### WHAT TO WORK ON
How many of the lines here include "выполнить"? Answer with a single number.

### DATA SUPPLIED
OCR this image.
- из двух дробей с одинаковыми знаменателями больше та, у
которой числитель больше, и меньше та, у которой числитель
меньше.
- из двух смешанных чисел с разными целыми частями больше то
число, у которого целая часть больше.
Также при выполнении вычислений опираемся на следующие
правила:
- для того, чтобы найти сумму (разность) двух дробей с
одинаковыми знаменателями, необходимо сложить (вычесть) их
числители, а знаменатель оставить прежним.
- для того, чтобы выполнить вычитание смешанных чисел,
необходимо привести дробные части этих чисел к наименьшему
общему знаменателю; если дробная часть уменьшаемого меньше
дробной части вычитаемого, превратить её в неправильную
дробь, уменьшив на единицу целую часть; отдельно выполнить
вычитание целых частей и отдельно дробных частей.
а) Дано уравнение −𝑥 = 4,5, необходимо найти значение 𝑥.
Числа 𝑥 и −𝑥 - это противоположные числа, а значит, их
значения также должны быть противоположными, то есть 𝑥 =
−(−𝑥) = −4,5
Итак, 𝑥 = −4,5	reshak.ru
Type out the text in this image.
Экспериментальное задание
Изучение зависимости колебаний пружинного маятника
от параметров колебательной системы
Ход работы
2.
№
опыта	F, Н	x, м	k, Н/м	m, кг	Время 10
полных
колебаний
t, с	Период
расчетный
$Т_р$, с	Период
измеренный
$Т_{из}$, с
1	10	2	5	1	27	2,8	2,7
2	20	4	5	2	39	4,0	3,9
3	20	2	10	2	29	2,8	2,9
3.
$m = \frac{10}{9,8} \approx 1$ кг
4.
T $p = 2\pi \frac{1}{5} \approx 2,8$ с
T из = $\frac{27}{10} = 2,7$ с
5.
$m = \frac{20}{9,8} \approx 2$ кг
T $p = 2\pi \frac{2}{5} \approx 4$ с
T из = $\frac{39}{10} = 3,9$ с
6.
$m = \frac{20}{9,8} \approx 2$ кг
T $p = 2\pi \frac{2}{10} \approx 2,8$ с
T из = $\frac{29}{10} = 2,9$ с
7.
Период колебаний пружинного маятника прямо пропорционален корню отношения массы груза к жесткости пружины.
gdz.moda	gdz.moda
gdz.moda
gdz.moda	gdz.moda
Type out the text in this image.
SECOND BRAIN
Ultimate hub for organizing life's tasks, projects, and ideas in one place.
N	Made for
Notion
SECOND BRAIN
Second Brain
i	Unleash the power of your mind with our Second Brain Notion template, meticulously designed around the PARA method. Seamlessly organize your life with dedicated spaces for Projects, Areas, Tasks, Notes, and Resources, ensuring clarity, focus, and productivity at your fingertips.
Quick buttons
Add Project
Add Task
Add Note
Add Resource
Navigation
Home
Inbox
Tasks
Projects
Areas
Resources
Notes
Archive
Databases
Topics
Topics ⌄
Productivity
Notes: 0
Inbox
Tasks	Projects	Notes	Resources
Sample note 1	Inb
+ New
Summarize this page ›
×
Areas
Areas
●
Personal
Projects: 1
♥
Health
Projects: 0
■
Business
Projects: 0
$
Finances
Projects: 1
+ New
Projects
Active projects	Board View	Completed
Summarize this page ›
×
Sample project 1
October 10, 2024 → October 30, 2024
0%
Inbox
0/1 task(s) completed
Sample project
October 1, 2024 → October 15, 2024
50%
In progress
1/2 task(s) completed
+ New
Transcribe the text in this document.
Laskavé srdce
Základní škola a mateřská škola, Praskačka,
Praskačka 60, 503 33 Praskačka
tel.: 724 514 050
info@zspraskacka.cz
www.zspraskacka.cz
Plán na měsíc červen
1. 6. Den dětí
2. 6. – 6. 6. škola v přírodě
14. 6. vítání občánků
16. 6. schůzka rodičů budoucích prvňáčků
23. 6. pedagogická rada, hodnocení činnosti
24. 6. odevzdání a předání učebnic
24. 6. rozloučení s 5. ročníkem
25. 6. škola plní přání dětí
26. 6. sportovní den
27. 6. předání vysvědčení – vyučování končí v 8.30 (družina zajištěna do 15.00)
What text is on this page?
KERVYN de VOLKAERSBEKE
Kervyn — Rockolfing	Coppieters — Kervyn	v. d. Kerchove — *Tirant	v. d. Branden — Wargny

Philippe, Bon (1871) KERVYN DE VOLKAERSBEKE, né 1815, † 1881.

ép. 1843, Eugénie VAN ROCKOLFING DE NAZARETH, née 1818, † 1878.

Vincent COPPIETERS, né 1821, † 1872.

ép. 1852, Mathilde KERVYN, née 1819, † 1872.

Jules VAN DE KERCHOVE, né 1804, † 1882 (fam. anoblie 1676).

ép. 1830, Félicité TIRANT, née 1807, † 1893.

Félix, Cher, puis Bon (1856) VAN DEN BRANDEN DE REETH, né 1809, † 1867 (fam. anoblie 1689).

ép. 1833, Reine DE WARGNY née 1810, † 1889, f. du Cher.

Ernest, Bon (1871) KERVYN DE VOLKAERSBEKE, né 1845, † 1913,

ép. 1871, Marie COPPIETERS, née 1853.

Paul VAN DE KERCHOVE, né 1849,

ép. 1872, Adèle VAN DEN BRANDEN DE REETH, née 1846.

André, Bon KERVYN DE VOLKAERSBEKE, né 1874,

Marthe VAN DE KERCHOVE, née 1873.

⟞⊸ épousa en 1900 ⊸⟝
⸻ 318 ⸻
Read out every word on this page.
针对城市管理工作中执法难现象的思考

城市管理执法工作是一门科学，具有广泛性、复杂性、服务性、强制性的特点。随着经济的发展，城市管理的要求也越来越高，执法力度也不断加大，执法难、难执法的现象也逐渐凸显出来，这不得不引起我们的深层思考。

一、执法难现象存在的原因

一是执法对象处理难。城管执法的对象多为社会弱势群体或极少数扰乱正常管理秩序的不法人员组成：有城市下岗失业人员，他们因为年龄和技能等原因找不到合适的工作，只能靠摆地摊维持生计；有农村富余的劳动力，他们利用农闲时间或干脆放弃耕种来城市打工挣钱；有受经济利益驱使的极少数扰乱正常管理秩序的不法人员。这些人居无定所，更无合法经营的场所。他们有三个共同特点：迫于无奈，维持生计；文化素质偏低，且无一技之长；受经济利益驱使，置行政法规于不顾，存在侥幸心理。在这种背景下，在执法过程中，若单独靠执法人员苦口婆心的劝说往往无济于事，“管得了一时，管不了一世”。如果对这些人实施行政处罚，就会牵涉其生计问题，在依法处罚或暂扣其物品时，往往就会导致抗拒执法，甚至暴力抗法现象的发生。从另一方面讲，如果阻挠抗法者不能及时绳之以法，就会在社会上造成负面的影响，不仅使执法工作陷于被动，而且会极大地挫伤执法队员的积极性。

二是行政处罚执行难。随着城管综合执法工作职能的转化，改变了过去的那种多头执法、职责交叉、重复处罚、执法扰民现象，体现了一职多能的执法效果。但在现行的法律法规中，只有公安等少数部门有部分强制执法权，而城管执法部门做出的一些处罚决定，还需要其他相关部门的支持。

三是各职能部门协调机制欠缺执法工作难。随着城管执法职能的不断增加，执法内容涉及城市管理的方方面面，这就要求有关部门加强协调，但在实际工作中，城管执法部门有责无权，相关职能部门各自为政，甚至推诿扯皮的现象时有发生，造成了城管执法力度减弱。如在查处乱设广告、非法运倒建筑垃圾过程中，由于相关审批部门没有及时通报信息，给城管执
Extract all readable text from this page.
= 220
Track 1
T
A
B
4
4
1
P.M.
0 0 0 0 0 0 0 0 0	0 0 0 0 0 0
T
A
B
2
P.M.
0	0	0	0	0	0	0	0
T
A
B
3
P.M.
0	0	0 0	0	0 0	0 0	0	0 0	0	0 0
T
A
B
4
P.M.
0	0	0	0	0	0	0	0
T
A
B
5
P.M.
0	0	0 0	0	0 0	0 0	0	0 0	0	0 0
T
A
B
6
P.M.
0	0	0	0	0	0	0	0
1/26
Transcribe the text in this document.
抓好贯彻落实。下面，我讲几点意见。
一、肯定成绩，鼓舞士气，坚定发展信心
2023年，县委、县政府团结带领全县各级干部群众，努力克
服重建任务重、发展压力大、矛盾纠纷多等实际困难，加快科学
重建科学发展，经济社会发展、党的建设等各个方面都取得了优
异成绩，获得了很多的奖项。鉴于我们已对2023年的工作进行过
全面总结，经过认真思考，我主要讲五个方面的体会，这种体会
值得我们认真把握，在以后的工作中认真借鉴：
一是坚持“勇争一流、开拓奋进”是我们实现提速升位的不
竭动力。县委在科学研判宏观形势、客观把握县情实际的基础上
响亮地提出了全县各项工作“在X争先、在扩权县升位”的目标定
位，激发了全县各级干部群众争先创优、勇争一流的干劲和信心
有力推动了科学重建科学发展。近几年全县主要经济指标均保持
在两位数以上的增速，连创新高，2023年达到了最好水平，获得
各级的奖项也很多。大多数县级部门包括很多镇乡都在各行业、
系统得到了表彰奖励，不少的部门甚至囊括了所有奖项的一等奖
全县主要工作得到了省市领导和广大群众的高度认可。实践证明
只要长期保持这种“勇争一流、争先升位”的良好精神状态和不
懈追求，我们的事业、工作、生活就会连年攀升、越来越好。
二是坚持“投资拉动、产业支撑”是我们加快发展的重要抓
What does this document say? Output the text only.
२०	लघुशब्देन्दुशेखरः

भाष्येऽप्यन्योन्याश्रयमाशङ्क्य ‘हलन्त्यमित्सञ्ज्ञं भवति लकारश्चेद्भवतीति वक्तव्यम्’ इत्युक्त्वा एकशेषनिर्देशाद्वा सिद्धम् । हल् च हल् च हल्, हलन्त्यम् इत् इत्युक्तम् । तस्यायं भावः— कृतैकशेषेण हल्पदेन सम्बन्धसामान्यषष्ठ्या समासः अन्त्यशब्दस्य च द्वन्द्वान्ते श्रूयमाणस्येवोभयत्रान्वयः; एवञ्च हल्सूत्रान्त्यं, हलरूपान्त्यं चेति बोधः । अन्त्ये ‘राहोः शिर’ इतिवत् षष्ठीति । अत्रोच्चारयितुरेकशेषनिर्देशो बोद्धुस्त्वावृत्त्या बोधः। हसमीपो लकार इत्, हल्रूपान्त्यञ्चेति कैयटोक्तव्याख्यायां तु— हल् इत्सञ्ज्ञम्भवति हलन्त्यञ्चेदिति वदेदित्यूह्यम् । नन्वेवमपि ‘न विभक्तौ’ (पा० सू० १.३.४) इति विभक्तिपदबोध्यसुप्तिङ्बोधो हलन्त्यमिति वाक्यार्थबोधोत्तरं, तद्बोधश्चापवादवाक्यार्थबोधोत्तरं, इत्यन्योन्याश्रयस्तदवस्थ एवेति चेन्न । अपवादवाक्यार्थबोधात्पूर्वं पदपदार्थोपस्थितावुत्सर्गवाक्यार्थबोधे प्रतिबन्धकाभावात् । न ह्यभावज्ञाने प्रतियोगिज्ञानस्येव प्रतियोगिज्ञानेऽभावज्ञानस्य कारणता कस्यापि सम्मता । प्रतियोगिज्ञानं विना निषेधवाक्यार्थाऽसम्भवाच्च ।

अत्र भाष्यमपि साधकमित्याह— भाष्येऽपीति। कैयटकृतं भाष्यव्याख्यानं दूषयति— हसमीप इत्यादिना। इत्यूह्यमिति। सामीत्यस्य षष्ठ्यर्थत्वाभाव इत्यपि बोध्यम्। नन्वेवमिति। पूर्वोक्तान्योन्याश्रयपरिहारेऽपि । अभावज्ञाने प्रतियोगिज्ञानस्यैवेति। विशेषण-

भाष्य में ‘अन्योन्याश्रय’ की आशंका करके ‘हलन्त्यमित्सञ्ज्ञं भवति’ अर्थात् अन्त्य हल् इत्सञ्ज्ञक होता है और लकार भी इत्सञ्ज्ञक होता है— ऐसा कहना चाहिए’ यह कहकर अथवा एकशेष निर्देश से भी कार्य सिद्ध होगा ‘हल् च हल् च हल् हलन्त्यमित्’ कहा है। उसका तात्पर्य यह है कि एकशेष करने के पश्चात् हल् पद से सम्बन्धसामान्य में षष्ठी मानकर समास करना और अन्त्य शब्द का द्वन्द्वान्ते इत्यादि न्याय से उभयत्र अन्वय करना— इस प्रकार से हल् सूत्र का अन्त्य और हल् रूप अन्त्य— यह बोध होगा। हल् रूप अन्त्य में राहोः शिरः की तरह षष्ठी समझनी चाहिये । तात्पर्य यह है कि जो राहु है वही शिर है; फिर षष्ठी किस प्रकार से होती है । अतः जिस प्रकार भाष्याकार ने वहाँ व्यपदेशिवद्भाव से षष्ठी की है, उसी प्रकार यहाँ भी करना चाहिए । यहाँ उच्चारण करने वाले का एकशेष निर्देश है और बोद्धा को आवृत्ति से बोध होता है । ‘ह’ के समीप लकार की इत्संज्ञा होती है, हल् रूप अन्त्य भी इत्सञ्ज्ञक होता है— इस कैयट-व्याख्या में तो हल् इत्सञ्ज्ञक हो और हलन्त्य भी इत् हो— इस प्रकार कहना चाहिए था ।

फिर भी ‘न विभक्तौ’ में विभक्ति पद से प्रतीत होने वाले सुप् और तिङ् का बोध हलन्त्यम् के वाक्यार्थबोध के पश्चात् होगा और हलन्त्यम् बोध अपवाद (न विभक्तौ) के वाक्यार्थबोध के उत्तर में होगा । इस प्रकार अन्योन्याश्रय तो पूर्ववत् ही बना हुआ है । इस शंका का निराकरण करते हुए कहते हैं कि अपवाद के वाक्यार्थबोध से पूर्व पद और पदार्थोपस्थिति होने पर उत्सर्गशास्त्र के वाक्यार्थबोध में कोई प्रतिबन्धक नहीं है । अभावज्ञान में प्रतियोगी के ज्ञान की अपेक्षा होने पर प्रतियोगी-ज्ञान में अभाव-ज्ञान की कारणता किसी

### PROBLEM SOLUTION
2